>> Start INPUT MATERIAL

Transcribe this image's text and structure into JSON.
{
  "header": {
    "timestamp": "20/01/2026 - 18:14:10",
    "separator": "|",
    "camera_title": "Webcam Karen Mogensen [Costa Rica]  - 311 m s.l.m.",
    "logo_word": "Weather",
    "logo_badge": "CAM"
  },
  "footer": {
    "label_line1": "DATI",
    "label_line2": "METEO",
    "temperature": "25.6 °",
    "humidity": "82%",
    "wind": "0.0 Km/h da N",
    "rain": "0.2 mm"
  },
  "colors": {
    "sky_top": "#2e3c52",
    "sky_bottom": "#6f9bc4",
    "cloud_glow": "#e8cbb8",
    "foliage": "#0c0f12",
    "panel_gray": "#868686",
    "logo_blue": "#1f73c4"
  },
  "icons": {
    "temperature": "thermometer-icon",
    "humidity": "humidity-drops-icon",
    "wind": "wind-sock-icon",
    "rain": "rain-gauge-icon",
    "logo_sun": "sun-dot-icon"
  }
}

>> End INPUT MATERIAL

Repeat the records above in full, character for character.

Transcribe this image's text and structure into JSON.
{
  "header": {
    "timestamp": "20/01/2026 - 18:14:10",
    "separator": "|",
    "camera_title": "Webcam Karen Mogensen [Costa Rica]  - 311 m s.l.m.",
    "logo_word": "Weather",
    "logo_badge": "CAM"
  },
  "footer": {
    "label_line1": "DATI",
    "label_line2": "METEO",
    "temperature": "25.6 °",
    "humidity": "82%",
    "wind": "0.0 Km/h da N",
    "rain": "0.2 mm"
  },
  "colors": {
    "sky_top": "#2e3c52",
    "sky_bottom": "#6f9bc4",
    "cloud_glow": "#e8cbb8",
    "foliage": "#0c0f12",
    "panel_gray": "#868686",
    "logo_blue": "#1f73c4"
  },
  "icons": {
    "temperature": "thermometer-icon",
    "humidity": "humidity-drops-icon",
    "wind": "wind-sock-icon",
    "rain": "rain-gauge-icon",
    "logo_sun": "sun-dot-icon"
  }
}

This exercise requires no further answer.